__SUPPLIED RECORDS__.

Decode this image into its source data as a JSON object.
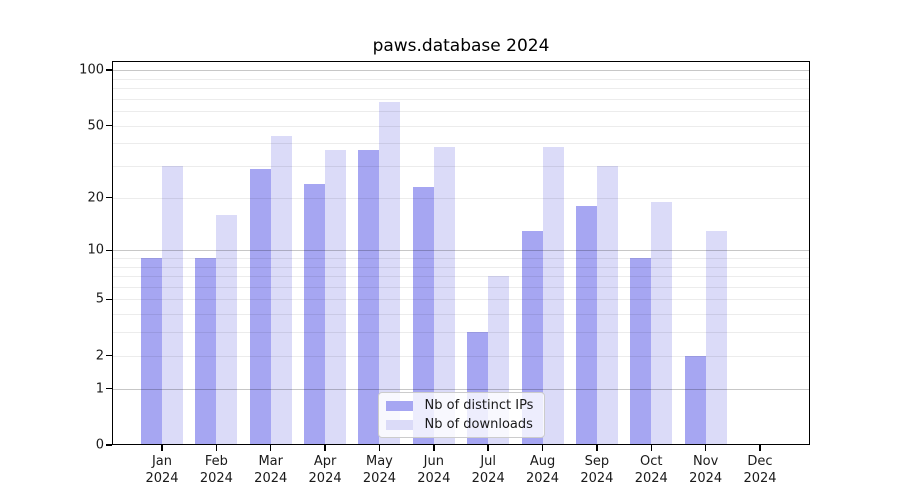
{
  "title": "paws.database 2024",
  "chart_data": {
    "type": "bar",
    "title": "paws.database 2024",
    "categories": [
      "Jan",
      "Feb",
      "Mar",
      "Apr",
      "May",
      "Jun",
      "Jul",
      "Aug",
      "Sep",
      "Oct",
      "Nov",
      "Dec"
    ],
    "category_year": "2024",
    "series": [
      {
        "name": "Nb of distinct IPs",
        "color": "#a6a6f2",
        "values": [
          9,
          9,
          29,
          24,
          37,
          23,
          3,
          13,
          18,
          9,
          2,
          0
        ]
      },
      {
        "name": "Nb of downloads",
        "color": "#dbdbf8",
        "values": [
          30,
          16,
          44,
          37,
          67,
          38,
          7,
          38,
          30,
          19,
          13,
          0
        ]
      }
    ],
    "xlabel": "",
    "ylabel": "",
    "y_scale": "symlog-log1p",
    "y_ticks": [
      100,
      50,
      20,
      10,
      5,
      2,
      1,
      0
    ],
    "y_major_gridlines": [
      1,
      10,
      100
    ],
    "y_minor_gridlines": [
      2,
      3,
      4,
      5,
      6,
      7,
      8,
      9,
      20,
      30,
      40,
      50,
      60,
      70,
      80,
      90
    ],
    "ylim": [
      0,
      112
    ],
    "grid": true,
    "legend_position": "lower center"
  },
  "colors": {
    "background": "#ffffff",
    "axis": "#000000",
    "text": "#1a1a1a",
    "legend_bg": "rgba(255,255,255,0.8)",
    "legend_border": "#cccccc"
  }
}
--
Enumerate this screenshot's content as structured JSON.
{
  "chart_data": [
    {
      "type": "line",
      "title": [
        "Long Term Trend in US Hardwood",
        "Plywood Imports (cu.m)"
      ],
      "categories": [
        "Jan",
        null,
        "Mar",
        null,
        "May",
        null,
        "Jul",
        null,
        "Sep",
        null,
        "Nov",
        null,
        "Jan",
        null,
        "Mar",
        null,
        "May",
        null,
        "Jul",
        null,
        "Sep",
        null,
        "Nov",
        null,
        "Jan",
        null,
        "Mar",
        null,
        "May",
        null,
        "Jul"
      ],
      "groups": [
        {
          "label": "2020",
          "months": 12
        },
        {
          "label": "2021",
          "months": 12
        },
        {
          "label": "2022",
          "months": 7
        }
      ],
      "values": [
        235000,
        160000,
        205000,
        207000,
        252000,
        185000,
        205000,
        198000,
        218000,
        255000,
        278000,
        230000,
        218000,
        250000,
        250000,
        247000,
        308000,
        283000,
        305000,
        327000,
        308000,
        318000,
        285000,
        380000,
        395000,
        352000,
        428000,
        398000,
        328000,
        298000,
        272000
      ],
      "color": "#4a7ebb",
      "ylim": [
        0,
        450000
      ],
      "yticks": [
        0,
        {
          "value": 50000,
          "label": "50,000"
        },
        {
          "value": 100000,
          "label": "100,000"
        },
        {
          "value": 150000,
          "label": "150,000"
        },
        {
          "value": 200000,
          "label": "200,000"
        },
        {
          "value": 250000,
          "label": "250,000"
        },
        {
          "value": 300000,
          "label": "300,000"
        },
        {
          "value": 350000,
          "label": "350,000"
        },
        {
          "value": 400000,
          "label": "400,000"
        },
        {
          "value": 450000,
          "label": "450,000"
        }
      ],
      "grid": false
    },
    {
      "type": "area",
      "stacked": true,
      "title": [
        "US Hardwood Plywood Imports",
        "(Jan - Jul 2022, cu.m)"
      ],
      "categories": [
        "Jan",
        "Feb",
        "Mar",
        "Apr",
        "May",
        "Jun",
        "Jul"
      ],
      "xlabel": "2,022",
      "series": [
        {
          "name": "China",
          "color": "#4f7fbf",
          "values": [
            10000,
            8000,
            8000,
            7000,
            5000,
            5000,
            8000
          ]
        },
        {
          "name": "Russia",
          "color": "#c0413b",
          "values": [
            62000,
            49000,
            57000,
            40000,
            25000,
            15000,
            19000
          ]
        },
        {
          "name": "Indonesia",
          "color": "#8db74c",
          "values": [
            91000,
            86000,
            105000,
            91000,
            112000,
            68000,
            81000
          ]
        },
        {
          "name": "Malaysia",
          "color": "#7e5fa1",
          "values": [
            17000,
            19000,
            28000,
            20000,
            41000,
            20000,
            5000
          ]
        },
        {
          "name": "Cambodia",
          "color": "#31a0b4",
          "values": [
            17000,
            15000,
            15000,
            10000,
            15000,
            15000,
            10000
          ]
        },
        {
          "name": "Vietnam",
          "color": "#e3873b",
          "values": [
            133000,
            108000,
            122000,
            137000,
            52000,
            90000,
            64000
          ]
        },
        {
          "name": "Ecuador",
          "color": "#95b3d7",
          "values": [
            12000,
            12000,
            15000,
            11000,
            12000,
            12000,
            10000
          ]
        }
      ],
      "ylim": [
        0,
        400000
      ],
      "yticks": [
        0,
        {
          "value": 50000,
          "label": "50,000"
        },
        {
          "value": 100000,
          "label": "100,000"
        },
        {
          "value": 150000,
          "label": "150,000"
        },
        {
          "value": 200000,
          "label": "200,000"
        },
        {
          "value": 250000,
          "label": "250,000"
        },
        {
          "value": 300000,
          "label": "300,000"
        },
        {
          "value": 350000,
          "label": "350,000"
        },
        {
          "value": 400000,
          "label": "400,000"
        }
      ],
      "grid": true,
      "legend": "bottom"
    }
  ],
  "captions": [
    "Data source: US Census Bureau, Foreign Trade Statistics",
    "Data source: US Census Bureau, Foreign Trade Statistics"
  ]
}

__TO DO__. Pull out all lines from the entries above in which the word "Census" appears.

__RESPONSE TO THIS TASK__.
    "Data source: US Census Bureau, Foreign Trade Statistics",
    "Data source: US Census Bureau, Foreign Trade Statistics"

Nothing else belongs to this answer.